Data supplied.
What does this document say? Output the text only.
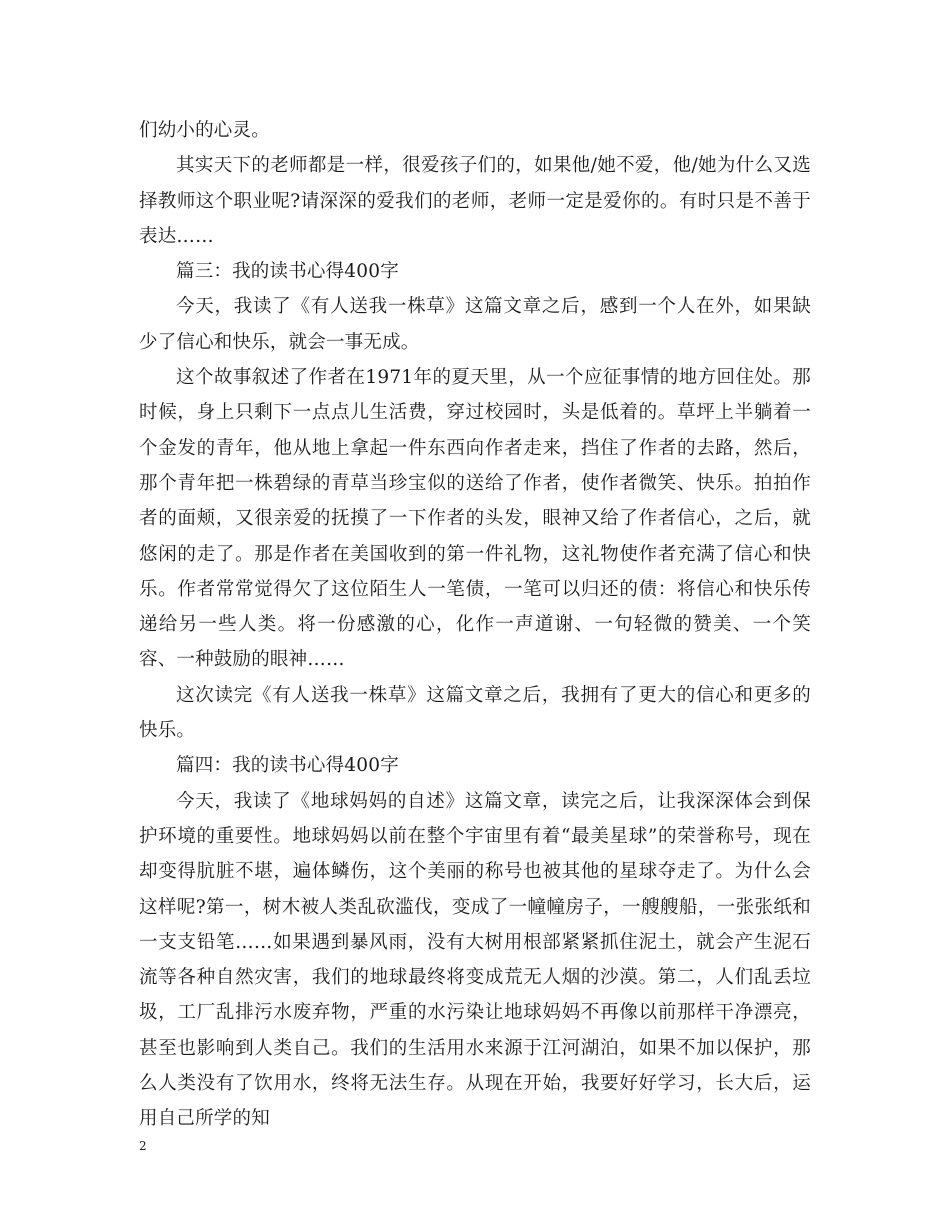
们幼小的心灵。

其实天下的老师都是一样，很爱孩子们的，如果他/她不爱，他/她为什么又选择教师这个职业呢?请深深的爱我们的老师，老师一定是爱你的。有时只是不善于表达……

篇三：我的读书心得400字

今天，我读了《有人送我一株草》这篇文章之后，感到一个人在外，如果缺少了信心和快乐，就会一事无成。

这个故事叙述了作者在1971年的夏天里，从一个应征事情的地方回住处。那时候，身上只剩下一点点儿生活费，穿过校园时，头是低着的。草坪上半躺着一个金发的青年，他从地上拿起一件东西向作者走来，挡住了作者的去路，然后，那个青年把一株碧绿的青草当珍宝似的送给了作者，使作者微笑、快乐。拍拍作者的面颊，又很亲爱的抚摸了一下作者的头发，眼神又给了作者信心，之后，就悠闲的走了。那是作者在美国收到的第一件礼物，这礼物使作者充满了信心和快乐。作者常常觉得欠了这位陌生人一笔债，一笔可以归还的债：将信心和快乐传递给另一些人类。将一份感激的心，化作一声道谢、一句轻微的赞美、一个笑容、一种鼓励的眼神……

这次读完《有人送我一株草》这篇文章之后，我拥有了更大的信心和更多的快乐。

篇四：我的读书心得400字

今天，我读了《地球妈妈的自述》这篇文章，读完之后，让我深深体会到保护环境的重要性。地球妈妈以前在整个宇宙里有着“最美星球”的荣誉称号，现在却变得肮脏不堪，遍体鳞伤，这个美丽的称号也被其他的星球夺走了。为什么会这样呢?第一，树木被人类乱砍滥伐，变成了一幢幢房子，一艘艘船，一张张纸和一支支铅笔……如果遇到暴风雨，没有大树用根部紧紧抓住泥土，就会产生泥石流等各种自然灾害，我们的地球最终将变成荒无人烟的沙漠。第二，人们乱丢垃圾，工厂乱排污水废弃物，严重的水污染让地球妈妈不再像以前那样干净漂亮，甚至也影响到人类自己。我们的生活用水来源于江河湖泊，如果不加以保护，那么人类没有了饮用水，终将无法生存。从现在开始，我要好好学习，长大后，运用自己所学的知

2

Do this. All entries must be written out again exactly as given, with no pictures in the copy.

Final result.
What does this document say? Output the text only.
们幼小的心灵。

其实天下的老师都是一样，很爱孩子们的，如果他/她不爱，他/她为什么又选择教师这个职业呢?请深深的爱我们的老师，老师一定是爱你的。有时只是不善于表达……

篇三：我的读书心得400字

今天，我读了《有人送我一株草》这篇文章之后，感到一个人在外，如果缺少了信心和快乐，就会一事无成。

这个故事叙述了作者在1971年的夏天里，从一个应征事情的地方回住处。那时候，身上只剩下一点点儿生活费，穿过校园时，头是低着的。草坪上半躺着一个金发的青年，他从地上拿起一件东西向作者走来，挡住了作者的去路，然后，那个青年把一株碧绿的青草当珍宝似的送给了作者，使作者微笑、快乐。拍拍作者的面颊，又很亲爱的抚摸了一下作者的头发，眼神又给了作者信心，之后，就悠闲的走了。那是作者在美国收到的第一件礼物，这礼物使作者充满了信心和快乐。作者常常觉得欠了这位陌生人一笔债，一笔可以归还的债：将信心和快乐传递给另一些人类。将一份感激的心，化作一声道谢、一句轻微的赞美、一个笑容、一种鼓励的眼神……

这次读完《有人送我一株草》这篇文章之后，我拥有了更大的信心和更多的快乐。

篇四：我的读书心得400字

今天，我读了《地球妈妈的自述》这篇文章，读完之后，让我深深体会到保护环境的重要性。地球妈妈以前在整个宇宙里有着“最美星球”的荣誉称号，现在却变得肮脏不堪，遍体鳞伤，这个美丽的称号也被其他的星球夺走了。为什么会这样呢?第一，树木被人类乱砍滥伐，变成了一幢幢房子，一艘艘船，一张张纸和一支支铅笔……如果遇到暴风雨，没有大树用根部紧紧抓住泥土，就会产生泥石流等各种自然灾害，我们的地球最终将变成荒无人烟的沙漠。第二，人们乱丢垃圾，工厂乱排污水废弃物，严重的水污染让地球妈妈不再像以前那样干净漂亮，甚至也影响到人类自己。我们的生活用水来源于江河湖泊，如果不加以保护，那么人类没有了饮用水，终将无法生存。从现在开始，我要好好学习，长大后，运用自己所学的知

2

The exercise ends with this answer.